▸ SET PROBLEM
In your copy, leave out the pictures and repeat the entries below exactly.

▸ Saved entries
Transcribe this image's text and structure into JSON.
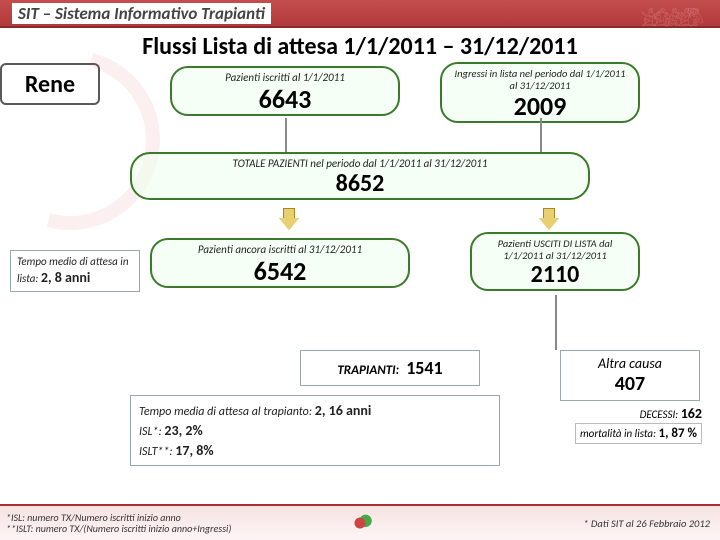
{
  "header": {
    "site": "SIT – Sistema Informativo Trapianti"
  },
  "title": "Flussi Lista di attesa 1/1/2011 – 31/12/2011",
  "organ": "Rene",
  "enrolled_start": {
    "label": "Pazienti iscritti al 1/1/2011",
    "value": "6643"
  },
  "entries_period": {
    "label": "Ingressi in lista nel periodo dal 1/1/2011 al 31/12/2011",
    "value": "2009"
  },
  "total_period": {
    "label": "TOTALE PAZIENTI nel periodo dal 1/1/2011 al 31/12/2011",
    "value": "8652"
  },
  "still_enrolled": {
    "label": "Pazienti ancora iscritti al 31/12/2011",
    "value": "6542"
  },
  "exited": {
    "label": "Pazienti USCITI DI LISTA dal 1/1/2011 al 31/12/2011",
    "value": "2110"
  },
  "avg_wait_list": {
    "label": "Tempo medio di attesa in lista:",
    "value": "2, 8 anni"
  },
  "transplants": {
    "label": "TRAPIANTI:",
    "value": "1541"
  },
  "stats": {
    "avg_wait_tx_label": "Tempo media di attesa al trapianto:",
    "avg_wait_tx_value": "2, 16 anni",
    "isl_label": "ISL*:",
    "isl_value": "23, 2%",
    "islt_label": "ISLT**:",
    "islt_value": "17, 8%"
  },
  "other_cause": {
    "label": "Altra causa",
    "value": "407"
  },
  "deaths": {
    "label": "DECESSI:",
    "value": "162"
  },
  "mortality": {
    "label": "mortalità in lista:",
    "value": "1, 87 %"
  },
  "footer": {
    "note1": "*ISL: numero TX/Numero iscritti inizio anno",
    "note2": "**ISLT: numero TX/(Numero iscritti inizio anno+Ingressi)",
    "source": "* Dati SIT al 26 Febbraio 2012"
  },
  "colors": {
    "accent": "#b33a3a",
    "pill_border": "#3a7a2a",
    "box_border": "#99aaaa"
  }
}
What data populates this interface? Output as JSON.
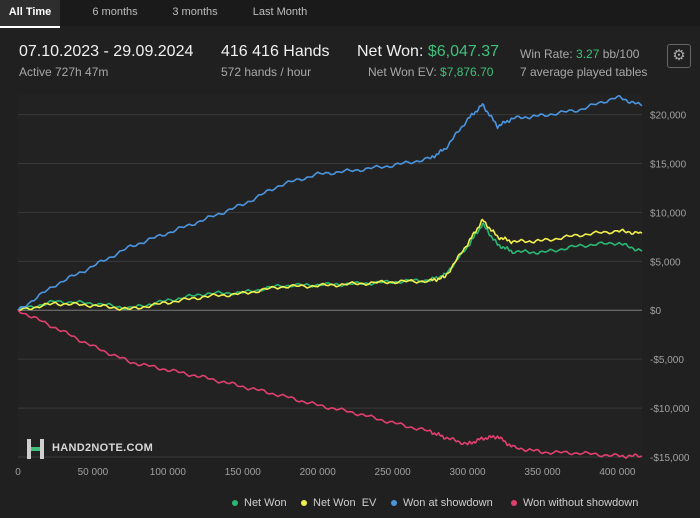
{
  "tabs": [
    {
      "label": "All Time",
      "active": true
    },
    {
      "label": "6 months",
      "active": false
    },
    {
      "label": "3 months",
      "active": false
    },
    {
      "label": "Last Month",
      "active": false
    }
  ],
  "stats": {
    "date_range": "07.10.2023 - 29.09.2024",
    "active_time": "Active 727h 47m",
    "hands": "416 416 Hands",
    "hands_per_hour": "572 hands / hour",
    "net_won_label": "Net Won: ",
    "net_won_value": "$6,047.37",
    "net_won_ev_label": "Net Won  EV: ",
    "net_won_ev_value": "$7,876.70",
    "win_rate_label": "Win Rate: ",
    "win_rate_value": "3.27",
    "win_rate_unit": " bb/100",
    "tables": "7 average played tables"
  },
  "settings_icon": "gear-icon",
  "logo": {
    "text": "HAND2NOTE.COM"
  },
  "colors": {
    "net_won": "#2bb673",
    "net_won_ev": "#f2f04b",
    "won_at_showdown": "#4b95e0",
    "won_without_showdown": "#e0406f",
    "accent_green": "#3ec07a"
  },
  "chart_data": {
    "type": "line",
    "xlim": [
      0,
      416416
    ],
    "ylim": [
      -15000,
      22000
    ],
    "x_ticks": [
      0,
      50000,
      100000,
      150000,
      200000,
      250000,
      300000,
      350000,
      400000
    ],
    "x_tick_labels": [
      "0",
      "50 000",
      "100 000",
      "150 000",
      "200 000",
      "250 000",
      "300 000",
      "350 000",
      "400 000"
    ],
    "y_ticks": [
      -15000,
      -10000,
      -5000,
      0,
      5000,
      10000,
      15000,
      20000
    ],
    "y_tick_labels": [
      "-$15,000",
      "-$10,000",
      "-$5,000",
      "$0",
      "$5,000",
      "$10,000",
      "$15,000",
      "$20,000"
    ],
    "grid": true,
    "legend_position": "bottom",
    "x": [
      0,
      25000,
      50000,
      75000,
      100000,
      125000,
      150000,
      175000,
      200000,
      225000,
      250000,
      275000,
      285000,
      300000,
      310000,
      320000,
      330000,
      350000,
      375000,
      400000,
      416416
    ],
    "series": [
      {
        "name": "Net Won",
        "color": "#2bb673",
        "values": [
          0,
          900,
          700,
          200,
          1000,
          1700,
          1800,
          2500,
          2600,
          2700,
          2900,
          3100,
          3600,
          6500,
          8800,
          6700,
          6000,
          5900,
          6600,
          6900,
          6047
        ]
      },
      {
        "name": "Net Won  EV",
        "color": "#f2f04b",
        "values": [
          0,
          700,
          500,
          100,
          800,
          1400,
          1700,
          2400,
          2500,
          2700,
          2900,
          3000,
          3400,
          6800,
          9200,
          7500,
          7000,
          7100,
          7700,
          8100,
          7877
        ]
      },
      {
        "name": "Won at showdown",
        "color": "#4b95e0",
        "values": [
          0,
          2600,
          4500,
          6500,
          7900,
          9300,
          10800,
          12800,
          13900,
          14300,
          14800,
          15500,
          16500,
          19500,
          21000,
          18800,
          19600,
          19900,
          20500,
          21800,
          20900
        ]
      },
      {
        "name": "Won without showdown",
        "color": "#e0406f",
        "values": [
          0,
          -1800,
          -3700,
          -5300,
          -6100,
          -6900,
          -7800,
          -8700,
          -9700,
          -10500,
          -11500,
          -12400,
          -13000,
          -13700,
          -13100,
          -12900,
          -14000,
          -14500,
          -14600,
          -14900,
          -14900
        ]
      }
    ]
  }
}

▸ EXERCISE RESPONSE
Transcribe this image's text and structure into JSON.
{
  "header": {
    "site": "SIT – Sistema Informativo Trapianti"
  },
  "title": "Flussi Lista di attesa 1/1/2011 – 31/12/2011",
  "organ": "Rene",
  "enrolled_start": {
    "label": "Pazienti iscritti al 1/1/2011",
    "value": "6643"
  },
  "entries_period": {
    "label": "Ingressi in lista nel periodo dal 1/1/2011 al 31/12/2011",
    "value": "2009"
  },
  "total_period": {
    "label": "TOTALE PAZIENTI nel periodo dal 1/1/2011 al 31/12/2011",
    "value": "8652"
  },
  "still_enrolled": {
    "label": "Pazienti ancora iscritti al 31/12/2011",
    "value": "6542"
  },
  "exited": {
    "label": "Pazienti USCITI DI LISTA dal 1/1/2011 al 31/12/2011",
    "value": "2110"
  },
  "avg_wait_list": {
    "label": "Tempo medio di attesa in lista:",
    "value": "2, 8 anni"
  },
  "transplants": {
    "label": "TRAPIANTI:",
    "value": "1541"
  },
  "stats": {
    "avg_wait_tx_label": "Tempo media di attesa al trapianto:",
    "avg_wait_tx_value": "2, 16 anni",
    "isl_label": "ISL*:",
    "isl_value": "23, 2%",
    "islt_label": "ISLT**:",
    "islt_value": "17, 8%"
  },
  "other_cause": {
    "label": "Altra causa",
    "value": "407"
  },
  "deaths": {
    "label": "DECESSI:",
    "value": "162"
  },
  "mortality": {
    "label": "mortalità in lista:",
    "value": "1, 87 %"
  },
  "footer": {
    "note1": "*ISL: numero TX/Numero iscritti inizio anno",
    "note2": "**ISLT: numero TX/(Numero iscritti inizio anno+Ingressi)",
    "source": "* Dati SIT al 26 Febbraio 2012"
  },
  "colors": {
    "accent": "#b33a3a",
    "pill_border": "#3a7a2a",
    "box_border": "#99aaaa"
  }
}
What data populates this interface? Output as JSON.
{
  "tabs": [
    {
      "label": "All Time",
      "active": true
    },
    {
      "label": "6 months",
      "active": false
    },
    {
      "label": "3 months",
      "active": false
    },
    {
      "label": "Last Month",
      "active": false
    }
  ],
  "stats": {
    "date_range": "07.10.2023 - 29.09.2024",
    "active_time": "Active 727h 47m",
    "hands": "416 416 Hands",
    "hands_per_hour": "572 hands / hour",
    "net_won_label": "Net Won: ",
    "net_won_value": "$6,047.37",
    "net_won_ev_label": "Net Won  EV: ",
    "net_won_ev_value": "$7,876.70",
    "win_rate_label": "Win Rate: ",
    "win_rate_value": "3.27",
    "win_rate_unit": " bb/100",
    "tables": "7 average played tables"
  },
  "settings_icon": "gear-icon",
  "logo": {
    "text": "HAND2NOTE.COM"
  },
  "colors": {
    "net_won": "#2bb673",
    "net_won_ev": "#f2f04b",
    "won_at_showdown": "#4b95e0",
    "won_without_showdown": "#e0406f",
    "accent_green": "#3ec07a"
  },
  "chart_data": {
    "type": "line",
    "xlim": [
      0,
      416416
    ],
    "ylim": [
      -15000,
      22000
    ],
    "x_ticks": [
      0,
      50000,
      100000,
      150000,
      200000,
      250000,
      300000,
      350000,
      400000
    ],
    "x_tick_labels": [
      "0",
      "50 000",
      "100 000",
      "150 000",
      "200 000",
      "250 000",
      "300 000",
      "350 000",
      "400 000"
    ],
    "y_ticks": [
      -15000,
      -10000,
      -5000,
      0,
      5000,
      10000,
      15000,
      20000
    ],
    "y_tick_labels": [
      "-$15,000",
      "-$10,000",
      "-$5,000",
      "$0",
      "$5,000",
      "$10,000",
      "$15,000",
      "$20,000"
    ],
    "grid": true,
    "legend_position": "bottom",
    "x": [
      0,
      25000,
      50000,
      75000,
      100000,
      125000,
      150000,
      175000,
      200000,
      225000,
      250000,
      275000,
      285000,
      300000,
      310000,
      320000,
      330000,
      350000,
      375000,
      400000,
      416416
    ],
    "series": [
      {
        "name": "Net Won",
        "color": "#2bb673",
        "values": [
          0,
          900,
          700,
          200,
          1000,
          1700,
          1800,
          2500,
          2600,
          2700,
          2900,
          3100,
          3600,
          6500,
          8800,
          6700,
          6000,
          5900,
          6600,
          6900,
          6047
        ]
      },
      {
        "name": "Net Won  EV",
        "color": "#f2f04b",
        "values": [
          0,
          700,
          500,
          100,
          800,
          1400,
          1700,
          2400,
          2500,
          2700,
          2900,
          3000,
          3400,
          6800,
          9200,
          7500,
          7000,
          7100,
          7700,
          8100,
          7877
        ]
      },
      {
        "name": "Won at showdown",
        "color": "#4b95e0",
        "values": [
          0,
          2600,
          4500,
          6500,
          7900,
          9300,
          10800,
          12800,
          13900,
          14300,
          14800,
          15500,
          16500,
          19500,
          21000,
          18800,
          19600,
          19900,
          20500,
          21800,
          20900
        ]
      },
      {
        "name": "Won without showdown",
        "color": "#e0406f",
        "values": [
          0,
          -1800,
          -3700,
          -5300,
          -6100,
          -6900,
          -7800,
          -8700,
          -9700,
          -10500,
          -11500,
          -12400,
          -13000,
          -13700,
          -13100,
          -12900,
          -14000,
          -14500,
          -14600,
          -14900,
          -14900
        ]
      }
    ]
  }
}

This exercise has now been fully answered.